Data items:
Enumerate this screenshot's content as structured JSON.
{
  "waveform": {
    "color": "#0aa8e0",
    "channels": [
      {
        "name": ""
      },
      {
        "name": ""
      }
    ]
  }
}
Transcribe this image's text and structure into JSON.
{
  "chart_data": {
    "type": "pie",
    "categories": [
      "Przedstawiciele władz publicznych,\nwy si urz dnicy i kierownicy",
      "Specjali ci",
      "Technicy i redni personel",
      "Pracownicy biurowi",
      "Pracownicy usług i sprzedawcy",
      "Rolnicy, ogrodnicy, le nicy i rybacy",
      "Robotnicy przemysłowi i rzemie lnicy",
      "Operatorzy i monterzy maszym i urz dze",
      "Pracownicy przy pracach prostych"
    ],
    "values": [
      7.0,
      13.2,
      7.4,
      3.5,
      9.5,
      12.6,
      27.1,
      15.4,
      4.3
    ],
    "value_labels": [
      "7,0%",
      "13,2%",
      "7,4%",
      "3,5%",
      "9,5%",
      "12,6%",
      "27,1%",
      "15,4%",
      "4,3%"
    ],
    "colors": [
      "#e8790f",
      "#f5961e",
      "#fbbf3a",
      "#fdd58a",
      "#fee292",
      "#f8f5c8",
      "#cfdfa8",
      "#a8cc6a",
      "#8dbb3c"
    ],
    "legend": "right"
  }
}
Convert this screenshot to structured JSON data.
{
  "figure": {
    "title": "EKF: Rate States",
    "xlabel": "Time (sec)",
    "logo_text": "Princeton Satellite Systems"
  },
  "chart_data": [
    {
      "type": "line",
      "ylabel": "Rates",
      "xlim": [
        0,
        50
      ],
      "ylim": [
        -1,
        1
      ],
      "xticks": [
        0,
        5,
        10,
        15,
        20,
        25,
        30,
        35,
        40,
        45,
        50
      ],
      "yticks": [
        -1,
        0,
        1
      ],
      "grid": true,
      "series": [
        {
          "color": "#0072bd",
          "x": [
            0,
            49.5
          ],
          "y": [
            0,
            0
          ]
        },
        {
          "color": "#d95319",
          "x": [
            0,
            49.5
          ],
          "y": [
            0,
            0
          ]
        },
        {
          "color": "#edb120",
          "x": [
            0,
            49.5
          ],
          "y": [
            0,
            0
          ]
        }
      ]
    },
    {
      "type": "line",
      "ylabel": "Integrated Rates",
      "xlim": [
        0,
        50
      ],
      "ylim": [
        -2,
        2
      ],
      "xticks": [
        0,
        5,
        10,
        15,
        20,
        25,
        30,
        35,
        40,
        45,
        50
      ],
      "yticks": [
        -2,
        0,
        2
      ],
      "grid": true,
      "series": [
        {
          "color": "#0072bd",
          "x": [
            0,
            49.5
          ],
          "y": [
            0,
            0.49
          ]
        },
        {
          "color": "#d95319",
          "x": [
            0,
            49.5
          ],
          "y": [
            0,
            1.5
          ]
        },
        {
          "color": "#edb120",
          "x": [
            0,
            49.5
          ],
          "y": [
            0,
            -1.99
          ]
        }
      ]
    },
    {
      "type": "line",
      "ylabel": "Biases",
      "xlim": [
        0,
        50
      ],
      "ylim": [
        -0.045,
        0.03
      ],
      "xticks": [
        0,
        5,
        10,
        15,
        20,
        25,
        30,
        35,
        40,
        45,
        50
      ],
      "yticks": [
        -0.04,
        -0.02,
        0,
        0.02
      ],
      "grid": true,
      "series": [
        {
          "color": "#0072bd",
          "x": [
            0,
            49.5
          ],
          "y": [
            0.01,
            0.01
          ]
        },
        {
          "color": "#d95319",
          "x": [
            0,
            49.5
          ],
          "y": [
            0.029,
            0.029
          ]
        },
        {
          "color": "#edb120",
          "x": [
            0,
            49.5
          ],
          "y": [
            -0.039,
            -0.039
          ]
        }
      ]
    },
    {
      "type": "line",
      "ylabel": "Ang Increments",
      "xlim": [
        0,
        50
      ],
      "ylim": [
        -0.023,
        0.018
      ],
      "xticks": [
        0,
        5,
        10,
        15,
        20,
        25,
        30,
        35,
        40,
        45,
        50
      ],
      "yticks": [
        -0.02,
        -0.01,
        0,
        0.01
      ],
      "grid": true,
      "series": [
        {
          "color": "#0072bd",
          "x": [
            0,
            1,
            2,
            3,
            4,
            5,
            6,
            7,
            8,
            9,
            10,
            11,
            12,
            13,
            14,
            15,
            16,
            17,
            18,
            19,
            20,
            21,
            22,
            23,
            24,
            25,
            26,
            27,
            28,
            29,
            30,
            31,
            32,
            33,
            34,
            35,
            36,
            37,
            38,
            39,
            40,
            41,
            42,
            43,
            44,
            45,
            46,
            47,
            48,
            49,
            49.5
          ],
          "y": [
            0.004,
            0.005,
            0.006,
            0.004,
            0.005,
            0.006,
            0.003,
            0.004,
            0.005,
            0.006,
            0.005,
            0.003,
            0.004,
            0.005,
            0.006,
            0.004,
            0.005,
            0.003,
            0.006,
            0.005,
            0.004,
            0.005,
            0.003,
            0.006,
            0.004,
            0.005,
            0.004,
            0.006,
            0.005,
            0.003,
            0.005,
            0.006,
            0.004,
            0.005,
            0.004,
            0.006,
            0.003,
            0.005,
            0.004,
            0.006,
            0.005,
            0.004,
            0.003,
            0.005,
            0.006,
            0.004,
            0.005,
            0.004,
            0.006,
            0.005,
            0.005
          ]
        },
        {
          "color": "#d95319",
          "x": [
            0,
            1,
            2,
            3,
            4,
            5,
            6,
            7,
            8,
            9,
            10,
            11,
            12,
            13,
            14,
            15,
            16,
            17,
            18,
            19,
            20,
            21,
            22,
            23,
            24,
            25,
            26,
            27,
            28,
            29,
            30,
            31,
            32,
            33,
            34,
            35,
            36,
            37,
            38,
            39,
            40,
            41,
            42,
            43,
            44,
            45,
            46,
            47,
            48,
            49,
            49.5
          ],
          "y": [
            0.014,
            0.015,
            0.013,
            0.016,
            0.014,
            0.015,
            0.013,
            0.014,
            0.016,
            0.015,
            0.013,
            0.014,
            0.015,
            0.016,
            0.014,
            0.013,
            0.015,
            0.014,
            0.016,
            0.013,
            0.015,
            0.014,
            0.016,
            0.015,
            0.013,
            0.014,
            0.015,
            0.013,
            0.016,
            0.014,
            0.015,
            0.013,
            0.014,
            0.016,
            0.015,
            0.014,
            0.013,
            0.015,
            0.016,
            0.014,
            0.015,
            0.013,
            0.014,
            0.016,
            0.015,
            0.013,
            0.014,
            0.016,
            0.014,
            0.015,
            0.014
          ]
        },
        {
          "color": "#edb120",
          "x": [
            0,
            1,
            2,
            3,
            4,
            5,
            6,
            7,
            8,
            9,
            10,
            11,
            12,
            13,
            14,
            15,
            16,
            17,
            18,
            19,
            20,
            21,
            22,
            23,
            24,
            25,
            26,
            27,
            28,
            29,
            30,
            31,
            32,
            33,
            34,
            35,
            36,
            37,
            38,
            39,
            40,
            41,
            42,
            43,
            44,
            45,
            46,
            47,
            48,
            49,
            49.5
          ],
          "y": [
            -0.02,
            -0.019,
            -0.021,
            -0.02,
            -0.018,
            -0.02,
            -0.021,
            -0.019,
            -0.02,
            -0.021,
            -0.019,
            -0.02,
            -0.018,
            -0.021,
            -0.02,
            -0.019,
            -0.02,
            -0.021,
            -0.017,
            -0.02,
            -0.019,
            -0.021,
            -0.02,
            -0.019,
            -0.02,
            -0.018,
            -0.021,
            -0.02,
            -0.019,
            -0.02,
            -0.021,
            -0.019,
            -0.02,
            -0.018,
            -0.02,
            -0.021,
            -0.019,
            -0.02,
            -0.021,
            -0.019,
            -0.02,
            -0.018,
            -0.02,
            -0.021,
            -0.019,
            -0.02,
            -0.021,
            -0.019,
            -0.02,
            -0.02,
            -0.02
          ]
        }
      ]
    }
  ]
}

Instruction: Report how many lines of the data hold the string "JSON"; give only the number.

Problem solution: 3